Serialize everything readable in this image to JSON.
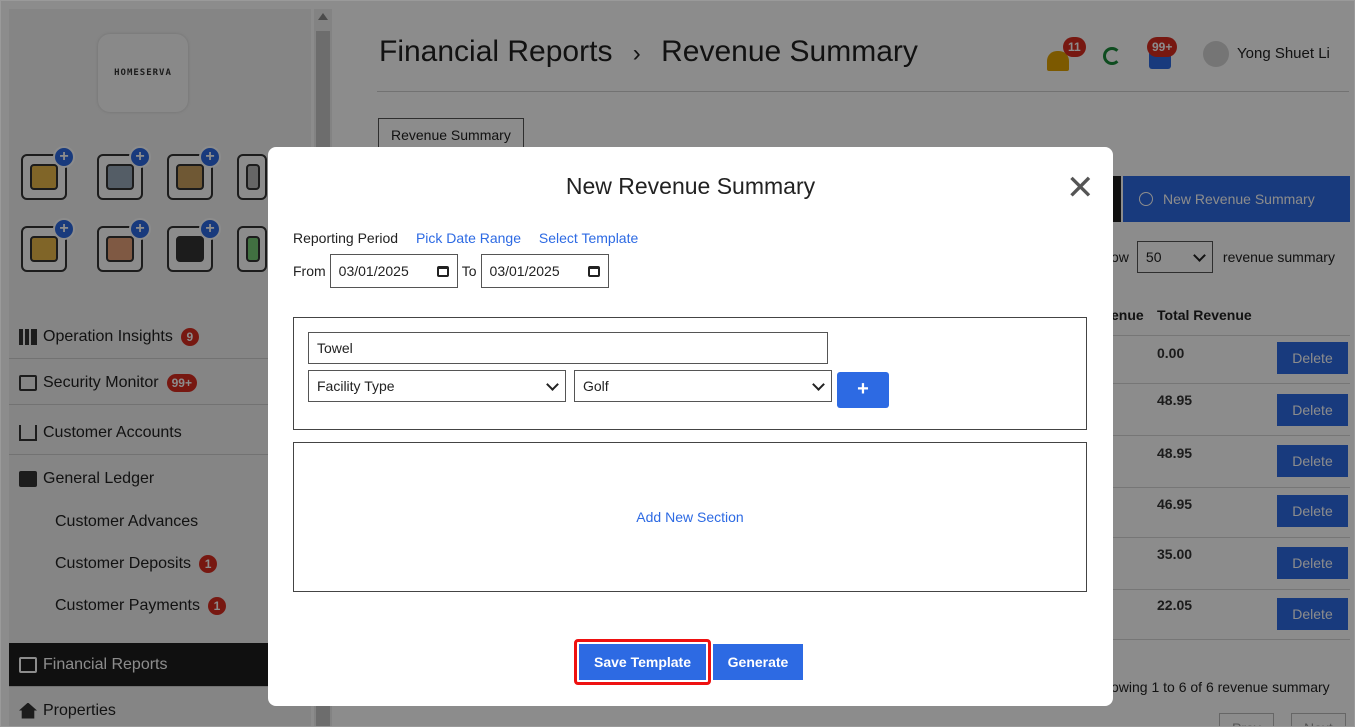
{
  "app": {
    "logo_text": "HOMESERVA"
  },
  "header": {
    "title": "Financial Reports",
    "separator": "›",
    "subtitle": "Revenue Summary",
    "notif_count": "11",
    "message_count": "99+",
    "user_name": "Yong Shuet Li"
  },
  "tabs": [
    {
      "label": "Revenue Summary"
    }
  ],
  "sidebar": {
    "items": [
      {
        "label": "Operation Insights",
        "badge": "9"
      },
      {
        "label": "Security Monitor",
        "badge": "99+"
      },
      {
        "label": "Customer Accounts"
      },
      {
        "label": "General Ledger"
      },
      {
        "label": "Customer Advances"
      },
      {
        "label": "Customer Deposits",
        "badge": "1"
      },
      {
        "label": "Customer Payments",
        "badge": "1"
      },
      {
        "label": "Financial Reports"
      },
      {
        "label": "Properties"
      }
    ]
  },
  "toolbar": {
    "new_button": "New Revenue Summary"
  },
  "list": {
    "show_label": "ow",
    "page_size": "50",
    "show_suffix": "revenue summary",
    "columns": [
      "enue",
      "Total Revenue"
    ],
    "rows": [
      {
        "total": "0.00",
        "action": "Delete"
      },
      {
        "total": "48.95",
        "action": "Delete"
      },
      {
        "total": "48.95",
        "action": "Delete"
      },
      {
        "total": "46.95",
        "action": "Delete"
      },
      {
        "total": "35.00",
        "action": "Delete"
      },
      {
        "total": "22.05",
        "action": "Delete"
      }
    ],
    "showing": "owing 1 to 6 of 6 revenue summary",
    "prev": "Prev",
    "next": "Next"
  },
  "modal": {
    "title": "New Revenue Summary",
    "close": "✕",
    "reporting_period_label": "Reporting Period",
    "pick_date_range": "Pick Date Range",
    "select_template": "Select Template",
    "from_label": "From",
    "from_value": "03/01/2025",
    "to_label": "To",
    "to_value": "03/01/2025",
    "item_name": "Towel",
    "filter_type": "Facility Type",
    "filter_value": "Golf",
    "add_button": "+",
    "add_section": "Add New Section",
    "save_template": "Save Template",
    "generate": "Generate"
  },
  "colors": {
    "accent": "#2d6ae3",
    "badge": "#d92d20",
    "highlight": "#e11111"
  }
}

###

**DIRECTIONS:** Count every line above that holds the word "badge", and state the number and nothing more.

**ANSWER:** 5